### STORED RECORDS

************

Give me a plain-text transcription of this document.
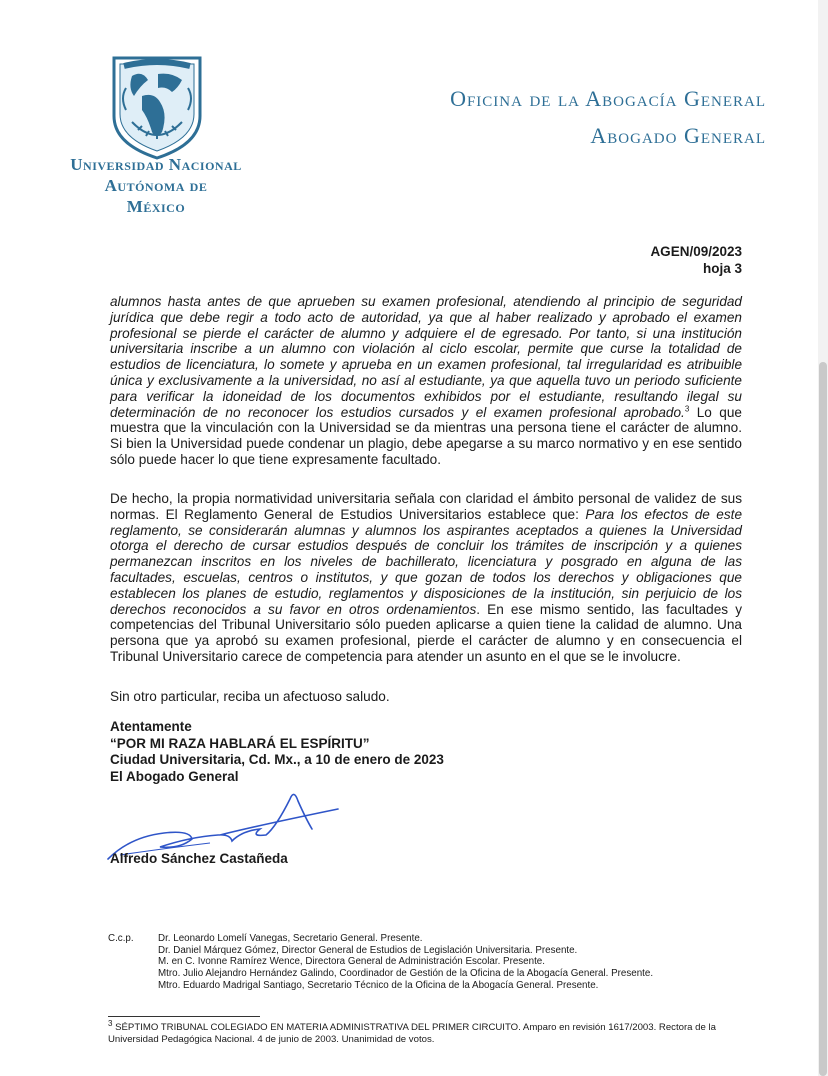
Universidad Nacional
Autónoma de
México
Oficina de la Abogacía General
Abogado General
AGEN/09/2023
hoja 3
alumnos hasta antes de que aprueben su examen profesional, atendiendo al principio de seguridad jurídica que debe regir a todo acto de autoridad, ya que al haber realizado y aprobado el examen profesional se pierde el carácter de alumno y adquiere el de egresado. Por tanto, si una institución universitaria inscribe a un alumno con violación al ciclo escolar, permite que curse la totalidad de estudios de licenciatura, lo somete y aprueba en un examen profesional, tal irregularidad es atribuible única y exclusivamente a la universidad, no así al estudiante, ya que aquella tuvo un periodo suficiente para verificar la idoneidad de los documentos exhibidos por el estudiante, resultando ilegal su determinación de no reconocer los estudios cursados y el examen profesional aprobado.$^3$ Lo que muestra que la vinculación con la Universidad se da mientras una persona tiene el carácter de alumno. Si bien la Universidad puede condenar un plagio, debe apegarse a su marco normativo y en ese sentido sólo puede hacer lo que tiene expresamente facultado.
De hecho, la propia normatividad universitaria señala con claridad el ámbito personal de validez de sus normas. El Reglamento General de Estudios Universitarios establece que: Para los efectos de este reglamento, se considerarán alumnas y alumnos los aspirantes aceptados a quienes la Universidad otorga el derecho de cursar estudios después de concluir los trámites de inscripción y a quienes permanezcan inscritos en los niveles de bachillerato, licenciatura y posgrado en alguna de las facultades, escuelas, centros o institutos, y que gozan de todos los derechos y obligaciones que establecen los planes de estudio, reglamentos y disposiciones de la institución, sin perjuicio de los derechos reconocidos a su favor en otros ordenamientos. En ese mismo sentido, las facultades y competencias del Tribunal Universitario sólo pueden aplicarse a quien tiene la calidad de alumno. Una persona que ya aprobó su examen profesional, pierde el carácter de alumno y en consecuencia el Tribunal Universitario carece de competencia para atender un asunto en el que se le involucre.
Sin otro particular, reciba un afectuoso saludo.
Atentamente
“POR MI RAZA HABLARÁ EL ESPÍRITU”
Ciudad Universitaria, Cd. Mx., a 10 de enero de 2023
El Abogado General
Alfredo Sánchez Castañeda
C.c.p. Dr. Leonardo Lomelí Vanegas, Secretario General. Presente.
Dr. Daniel Márquez Gómez, Director General de Estudios de Legislación Universitaria. Presente.
M. en C. Ivonne Ramírez Wence, Directora General de Administración Escolar. Presente.
Mtro. Julio Alejandro Hernández Galindo, Coordinador de Gestión de la Oficina de la Abogacía General. Presente.
Mtro. Eduardo Madrigal Santiago, Secretario Técnico de la Oficina de la Abogacía General. Presente.
$^3$ SÉPTIMO TRIBUNAL COLEGIADO EN MATERIA ADMINISTRATIVA DEL PRIMER CIRCUITO. Amparo en revisión 1617/2003. Rectora de la Universidad Pedagógica Nacional. 4 de junio de 2003. Unanimidad de votos.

************

Reproduce all the records verbatim, excluding images.

### OUTPUT OF THE TASK
Give me a plain-text transcription of this document.
Universidad Nacional
Autónoma de
México
Oficina de la Abogacía General
Abogado General
AGEN/09/2023
hoja 3
alumnos hasta antes de que aprueben su examen profesional, atendiendo al principio de seguridad jurídica que debe regir a todo acto de autoridad, ya que al haber realizado y aprobado el examen profesional se pierde el carácter de alumno y adquiere el de egresado. Por tanto, si una institución universitaria inscribe a un alumno con violación al ciclo escolar, permite que curse la totalidad de estudios de licenciatura, lo somete y aprueba en un examen profesional, tal irregularidad es atribuible única y exclusivamente a la universidad, no así al estudiante, ya que aquella tuvo un periodo suficiente para verificar la idoneidad de los documentos exhibidos por el estudiante, resultando ilegal su determinación de no reconocer los estudios cursados y el examen profesional aprobado.$^3$ Lo que muestra que la vinculación con la Universidad se da mientras una persona tiene el carácter de alumno. Si bien la Universidad puede condenar un plagio, debe apegarse a su marco normativo y en ese sentido sólo puede hacer lo que tiene expresamente facultado.
De hecho, la propia normatividad universitaria señala con claridad el ámbito personal de validez de sus normas. El Reglamento General de Estudios Universitarios establece que: Para los efectos de este reglamento, se considerarán alumnas y alumnos los aspirantes aceptados a quienes la Universidad otorga el derecho de cursar estudios después de concluir los trámites de inscripción y a quienes permanezcan inscritos en los niveles de bachillerato, licenciatura y posgrado en alguna de las facultades, escuelas, centros o institutos, y que gozan de todos los derechos y obligaciones que establecen los planes de estudio, reglamentos y disposiciones de la institución, sin perjuicio de los derechos reconocidos a su favor en otros ordenamientos. En ese mismo sentido, las facultades y competencias del Tribunal Universitario sólo pueden aplicarse a quien tiene la calidad de alumno. Una persona que ya aprobó su examen profesional, pierde el carácter de alumno y en consecuencia el Tribunal Universitario carece de competencia para atender un asunto en el que se le involucre.
Sin otro particular, reciba un afectuoso saludo.
Atentamente
“POR MI RAZA HABLARÁ EL ESPÍRITU”
Ciudad Universitaria, Cd. Mx., a 10 de enero de 2023
El Abogado General
Alfredo Sánchez Castañeda
C.c.p. Dr. Leonardo Lomelí Vanegas, Secretario General. Presente.
Dr. Daniel Márquez Gómez, Director General de Estudios de Legislación Universitaria. Presente.
M. en C. Ivonne Ramírez Wence, Directora General de Administración Escolar. Presente.
Mtro. Julio Alejandro Hernández Galindo, Coordinador de Gestión de la Oficina de la Abogacía General. Presente.
Mtro. Eduardo Madrigal Santiago, Secretario Técnico de la Oficina de la Abogacía General. Presente.
$^3$ SÉPTIMO TRIBUNAL COLEGIADO EN MATERIA ADMINISTRATIVA DEL PRIMER CIRCUITO. Amparo en revisión 1617/2003. Rectora de la Universidad Pedagógica Nacional. 4 de junio de 2003. Unanimidad de votos.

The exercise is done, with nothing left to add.